### PROBLEM STATEMENT
The records that follow are to be repeated without alteration.
--- START ---
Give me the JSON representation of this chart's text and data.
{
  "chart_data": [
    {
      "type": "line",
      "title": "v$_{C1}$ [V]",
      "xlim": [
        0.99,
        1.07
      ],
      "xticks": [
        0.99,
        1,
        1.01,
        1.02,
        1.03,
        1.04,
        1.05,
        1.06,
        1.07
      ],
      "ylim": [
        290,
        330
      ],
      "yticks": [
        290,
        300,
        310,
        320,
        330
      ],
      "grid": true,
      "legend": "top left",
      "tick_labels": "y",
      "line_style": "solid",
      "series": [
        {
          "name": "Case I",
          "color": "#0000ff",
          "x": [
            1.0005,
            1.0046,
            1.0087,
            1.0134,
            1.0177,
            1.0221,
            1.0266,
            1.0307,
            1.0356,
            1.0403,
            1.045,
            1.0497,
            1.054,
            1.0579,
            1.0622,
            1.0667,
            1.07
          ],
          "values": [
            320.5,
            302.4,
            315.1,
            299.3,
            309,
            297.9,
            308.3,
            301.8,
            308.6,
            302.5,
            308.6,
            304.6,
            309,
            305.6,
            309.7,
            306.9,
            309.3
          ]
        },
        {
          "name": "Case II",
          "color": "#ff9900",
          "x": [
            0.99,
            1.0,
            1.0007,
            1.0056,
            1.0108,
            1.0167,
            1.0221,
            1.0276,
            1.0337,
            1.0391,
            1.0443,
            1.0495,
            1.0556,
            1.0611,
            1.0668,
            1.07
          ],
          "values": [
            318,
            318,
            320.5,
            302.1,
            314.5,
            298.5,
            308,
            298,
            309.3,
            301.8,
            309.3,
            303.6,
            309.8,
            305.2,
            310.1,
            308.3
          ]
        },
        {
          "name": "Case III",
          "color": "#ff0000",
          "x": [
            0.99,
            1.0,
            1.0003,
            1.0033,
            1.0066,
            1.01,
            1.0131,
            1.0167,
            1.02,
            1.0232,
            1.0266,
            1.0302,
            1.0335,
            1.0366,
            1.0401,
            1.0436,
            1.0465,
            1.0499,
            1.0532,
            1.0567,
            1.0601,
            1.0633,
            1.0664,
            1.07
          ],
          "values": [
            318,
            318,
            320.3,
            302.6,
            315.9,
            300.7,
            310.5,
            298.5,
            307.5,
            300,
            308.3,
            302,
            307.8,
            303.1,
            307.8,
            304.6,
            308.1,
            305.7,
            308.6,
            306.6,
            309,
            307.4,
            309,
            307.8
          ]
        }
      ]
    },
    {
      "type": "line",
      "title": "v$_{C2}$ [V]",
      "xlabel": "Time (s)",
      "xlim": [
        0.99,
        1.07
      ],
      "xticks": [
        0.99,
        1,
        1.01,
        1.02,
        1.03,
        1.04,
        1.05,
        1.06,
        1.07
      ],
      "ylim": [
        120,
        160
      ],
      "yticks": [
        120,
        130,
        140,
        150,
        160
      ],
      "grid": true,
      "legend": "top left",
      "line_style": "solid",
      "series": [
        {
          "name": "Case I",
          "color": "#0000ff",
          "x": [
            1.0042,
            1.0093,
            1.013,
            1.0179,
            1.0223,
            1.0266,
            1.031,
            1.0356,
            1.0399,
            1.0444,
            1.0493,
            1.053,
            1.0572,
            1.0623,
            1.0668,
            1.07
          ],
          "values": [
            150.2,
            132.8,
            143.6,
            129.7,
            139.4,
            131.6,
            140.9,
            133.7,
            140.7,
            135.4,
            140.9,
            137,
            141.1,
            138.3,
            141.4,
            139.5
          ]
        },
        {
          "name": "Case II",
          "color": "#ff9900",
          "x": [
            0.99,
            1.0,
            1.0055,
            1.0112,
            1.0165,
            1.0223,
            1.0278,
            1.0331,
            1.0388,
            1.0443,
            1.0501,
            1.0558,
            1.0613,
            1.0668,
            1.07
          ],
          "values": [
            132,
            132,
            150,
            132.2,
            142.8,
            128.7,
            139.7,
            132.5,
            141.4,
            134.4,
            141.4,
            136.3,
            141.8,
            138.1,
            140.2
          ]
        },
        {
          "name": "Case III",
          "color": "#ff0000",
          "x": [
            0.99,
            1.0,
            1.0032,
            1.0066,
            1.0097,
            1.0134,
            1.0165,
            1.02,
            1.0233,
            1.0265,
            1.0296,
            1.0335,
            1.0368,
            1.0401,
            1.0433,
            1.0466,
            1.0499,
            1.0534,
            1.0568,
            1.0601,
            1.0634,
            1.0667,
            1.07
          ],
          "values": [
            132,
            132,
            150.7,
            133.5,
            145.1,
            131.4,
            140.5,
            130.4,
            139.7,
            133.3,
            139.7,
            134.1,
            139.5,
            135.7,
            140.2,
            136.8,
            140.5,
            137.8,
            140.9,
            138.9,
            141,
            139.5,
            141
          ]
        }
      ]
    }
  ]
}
--- END ---
### OUTPUT BELOW
Give me the JSON representation of this chart's text and data.
{
  "chart_data": [
    {
      "type": "line",
      "title": "v$_{C1}$ [V]",
      "xlim": [
        0.99,
        1.07
      ],
      "xticks": [
        0.99,
        1,
        1.01,
        1.02,
        1.03,
        1.04,
        1.05,
        1.06,
        1.07
      ],
      "ylim": [
        290,
        330
      ],
      "yticks": [
        290,
        300,
        310,
        320,
        330
      ],
      "grid": true,
      "legend": "top left",
      "tick_labels": "y",
      "line_style": "solid",
      "series": [
        {
          "name": "Case I",
          "color": "#0000ff",
          "x": [
            1.0005,
            1.0046,
            1.0087,
            1.0134,
            1.0177,
            1.0221,
            1.0266,
            1.0307,
            1.0356,
            1.0403,
            1.045,
            1.0497,
            1.054,
            1.0579,
            1.0622,
            1.0667,
            1.07
          ],
          "values": [
            320.5,
            302.4,
            315.1,
            299.3,
            309,
            297.9,
            308.3,
            301.8,
            308.6,
            302.5,
            308.6,
            304.6,
            309,
            305.6,
            309.7,
            306.9,
            309.3
          ]
        },
        {
          "name": "Case II",
          "color": "#ff9900",
          "x": [
            0.99,
            1.0,
            1.0007,
            1.0056,
            1.0108,
            1.0167,
            1.0221,
            1.0276,
            1.0337,
            1.0391,
            1.0443,
            1.0495,
            1.0556,
            1.0611,
            1.0668,
            1.07
          ],
          "values": [
            318,
            318,
            320.5,
            302.1,
            314.5,
            298.5,
            308,
            298,
            309.3,
            301.8,
            309.3,
            303.6,
            309.8,
            305.2,
            310.1,
            308.3
          ]
        },
        {
          "name": "Case III",
          "color": "#ff0000",
          "x": [
            0.99,
            1.0,
            1.0003,
            1.0033,
            1.0066,
            1.01,
            1.0131,
            1.0167,
            1.02,
            1.0232,
            1.0266,
            1.0302,
            1.0335,
            1.0366,
            1.0401,
            1.0436,
            1.0465,
            1.0499,
            1.0532,
            1.0567,
            1.0601,
            1.0633,
            1.0664,
            1.07
          ],
          "values": [
            318,
            318,
            320.3,
            302.6,
            315.9,
            300.7,
            310.5,
            298.5,
            307.5,
            300,
            308.3,
            302,
            307.8,
            303.1,
            307.8,
            304.6,
            308.1,
            305.7,
            308.6,
            306.6,
            309,
            307.4,
            309,
            307.8
          ]
        }
      ]
    },
    {
      "type": "line",
      "title": "v$_{C2}$ [V]",
      "xlabel": "Time (s)",
      "xlim": [
        0.99,
        1.07
      ],
      "xticks": [
        0.99,
        1,
        1.01,
        1.02,
        1.03,
        1.04,
        1.05,
        1.06,
        1.07
      ],
      "ylim": [
        120,
        160
      ],
      "yticks": [
        120,
        130,
        140,
        150,
        160
      ],
      "grid": true,
      "legend": "top left",
      "line_style": "solid",
      "series": [
        {
          "name": "Case I",
          "color": "#0000ff",
          "x": [
            1.0042,
            1.0093,
            1.013,
            1.0179,
            1.0223,
            1.0266,
            1.031,
            1.0356,
            1.0399,
            1.0444,
            1.0493,
            1.053,
            1.0572,
            1.0623,
            1.0668,
            1.07
          ],
          "values": [
            150.2,
            132.8,
            143.6,
            129.7,
            139.4,
            131.6,
            140.9,
            133.7,
            140.7,
            135.4,
            140.9,
            137,
            141.1,
            138.3,
            141.4,
            139.5
          ]
        },
        {
          "name": "Case II",
          "color": "#ff9900",
          "x": [
            0.99,
            1.0,
            1.0055,
            1.0112,
            1.0165,
            1.0223,
            1.0278,
            1.0331,
            1.0388,
            1.0443,
            1.0501,
            1.0558,
            1.0613,
            1.0668,
            1.07
          ],
          "values": [
            132,
            132,
            150,
            132.2,
            142.8,
            128.7,
            139.7,
            132.5,
            141.4,
            134.4,
            141.4,
            136.3,
            141.8,
            138.1,
            140.2
          ]
        },
        {
          "name": "Case III",
          "color": "#ff0000",
          "x": [
            0.99,
            1.0,
            1.0032,
            1.0066,
            1.0097,
            1.0134,
            1.0165,
            1.02,
            1.0233,
            1.0265,
            1.0296,
            1.0335,
            1.0368,
            1.0401,
            1.0433,
            1.0466,
            1.0499,
            1.0534,
            1.0568,
            1.0601,
            1.0634,
            1.0667,
            1.07
          ],
          "values": [
            132,
            132,
            150.7,
            133.5,
            145.1,
            131.4,
            140.5,
            130.4,
            139.7,
            133.3,
            139.7,
            134.1,
            139.5,
            135.7,
            140.2,
            136.8,
            140.5,
            137.8,
            140.9,
            138.9,
            141,
            139.5,
            141
          ]
        }
      ]
    }
  ]
}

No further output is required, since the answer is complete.